(Dataset rows)
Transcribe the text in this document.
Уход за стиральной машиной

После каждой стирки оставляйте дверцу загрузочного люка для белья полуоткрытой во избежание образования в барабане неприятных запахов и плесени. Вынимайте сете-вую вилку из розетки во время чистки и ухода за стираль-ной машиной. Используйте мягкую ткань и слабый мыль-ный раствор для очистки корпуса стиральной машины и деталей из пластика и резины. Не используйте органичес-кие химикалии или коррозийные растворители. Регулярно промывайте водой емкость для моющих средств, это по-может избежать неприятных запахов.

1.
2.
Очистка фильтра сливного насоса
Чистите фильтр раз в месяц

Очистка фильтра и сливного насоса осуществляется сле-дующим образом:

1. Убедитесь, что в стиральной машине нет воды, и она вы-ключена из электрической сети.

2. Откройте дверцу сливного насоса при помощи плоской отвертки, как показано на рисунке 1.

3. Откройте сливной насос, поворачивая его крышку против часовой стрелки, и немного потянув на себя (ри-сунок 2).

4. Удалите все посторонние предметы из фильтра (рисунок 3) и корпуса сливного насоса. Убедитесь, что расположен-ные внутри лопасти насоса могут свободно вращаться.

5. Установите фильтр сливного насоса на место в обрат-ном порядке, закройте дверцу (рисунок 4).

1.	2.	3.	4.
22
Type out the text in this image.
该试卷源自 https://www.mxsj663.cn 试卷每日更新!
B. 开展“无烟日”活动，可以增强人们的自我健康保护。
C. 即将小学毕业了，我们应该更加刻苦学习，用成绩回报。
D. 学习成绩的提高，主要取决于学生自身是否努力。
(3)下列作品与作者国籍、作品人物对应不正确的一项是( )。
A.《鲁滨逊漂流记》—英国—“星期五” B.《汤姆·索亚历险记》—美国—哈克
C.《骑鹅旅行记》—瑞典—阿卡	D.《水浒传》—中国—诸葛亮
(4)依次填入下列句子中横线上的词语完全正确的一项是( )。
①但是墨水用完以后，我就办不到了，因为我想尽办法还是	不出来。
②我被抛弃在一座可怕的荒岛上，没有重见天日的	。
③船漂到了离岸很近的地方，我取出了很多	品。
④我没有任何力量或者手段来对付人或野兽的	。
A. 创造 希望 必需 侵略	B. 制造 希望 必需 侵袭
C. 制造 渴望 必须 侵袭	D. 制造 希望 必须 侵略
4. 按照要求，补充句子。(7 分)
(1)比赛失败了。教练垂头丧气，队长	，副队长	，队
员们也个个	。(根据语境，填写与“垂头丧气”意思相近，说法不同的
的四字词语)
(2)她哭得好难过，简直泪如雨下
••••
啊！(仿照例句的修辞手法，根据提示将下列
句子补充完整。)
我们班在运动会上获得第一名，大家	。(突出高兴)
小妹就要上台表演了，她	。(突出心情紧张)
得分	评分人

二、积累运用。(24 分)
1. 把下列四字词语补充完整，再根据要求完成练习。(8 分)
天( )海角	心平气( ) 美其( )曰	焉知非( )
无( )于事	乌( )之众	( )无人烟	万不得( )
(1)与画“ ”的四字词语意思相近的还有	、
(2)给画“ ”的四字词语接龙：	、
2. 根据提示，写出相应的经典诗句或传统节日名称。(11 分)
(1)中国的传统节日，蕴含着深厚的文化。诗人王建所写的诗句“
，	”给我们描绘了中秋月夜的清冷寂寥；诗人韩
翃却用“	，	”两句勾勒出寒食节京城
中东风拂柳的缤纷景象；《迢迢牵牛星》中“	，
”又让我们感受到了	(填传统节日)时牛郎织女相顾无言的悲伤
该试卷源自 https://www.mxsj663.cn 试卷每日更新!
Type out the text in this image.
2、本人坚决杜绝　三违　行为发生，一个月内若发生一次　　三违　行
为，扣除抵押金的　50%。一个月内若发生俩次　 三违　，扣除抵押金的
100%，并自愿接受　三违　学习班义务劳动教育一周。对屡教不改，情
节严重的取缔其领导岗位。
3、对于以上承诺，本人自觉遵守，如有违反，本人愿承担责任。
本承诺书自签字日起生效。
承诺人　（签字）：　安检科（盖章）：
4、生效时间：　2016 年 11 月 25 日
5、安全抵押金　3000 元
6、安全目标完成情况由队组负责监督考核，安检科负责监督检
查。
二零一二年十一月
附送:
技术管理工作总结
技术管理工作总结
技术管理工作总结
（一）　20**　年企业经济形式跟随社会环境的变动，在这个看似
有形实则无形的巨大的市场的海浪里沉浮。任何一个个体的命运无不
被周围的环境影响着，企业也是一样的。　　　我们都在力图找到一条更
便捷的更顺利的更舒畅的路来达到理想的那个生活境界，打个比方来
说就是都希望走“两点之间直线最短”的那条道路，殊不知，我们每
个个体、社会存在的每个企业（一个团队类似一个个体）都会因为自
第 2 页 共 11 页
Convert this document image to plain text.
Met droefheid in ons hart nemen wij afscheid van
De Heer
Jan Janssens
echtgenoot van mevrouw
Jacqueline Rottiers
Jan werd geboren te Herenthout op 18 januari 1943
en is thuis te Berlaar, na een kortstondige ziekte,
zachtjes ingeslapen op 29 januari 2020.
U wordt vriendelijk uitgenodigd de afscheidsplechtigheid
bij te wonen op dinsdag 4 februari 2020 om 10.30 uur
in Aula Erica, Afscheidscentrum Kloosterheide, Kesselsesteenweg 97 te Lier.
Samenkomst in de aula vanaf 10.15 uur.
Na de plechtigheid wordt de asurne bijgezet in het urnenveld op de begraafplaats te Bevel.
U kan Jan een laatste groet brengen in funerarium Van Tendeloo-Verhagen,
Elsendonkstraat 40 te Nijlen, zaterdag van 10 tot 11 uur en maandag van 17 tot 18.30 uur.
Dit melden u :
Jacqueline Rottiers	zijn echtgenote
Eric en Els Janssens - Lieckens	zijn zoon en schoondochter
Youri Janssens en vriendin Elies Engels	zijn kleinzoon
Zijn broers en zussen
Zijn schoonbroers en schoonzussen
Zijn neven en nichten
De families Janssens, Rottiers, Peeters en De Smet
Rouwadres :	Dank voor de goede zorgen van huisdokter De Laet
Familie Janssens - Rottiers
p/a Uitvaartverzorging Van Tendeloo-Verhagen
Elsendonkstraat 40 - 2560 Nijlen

### Exercise directions
Check each line above for "Tendeloo" and return the ones that have it.

### Output
U kan Jan een laatste groet brengen in funerarium Van Tendeloo-Verhagen,
p/a Uitvaartverzorging Van Tendeloo-Verhagen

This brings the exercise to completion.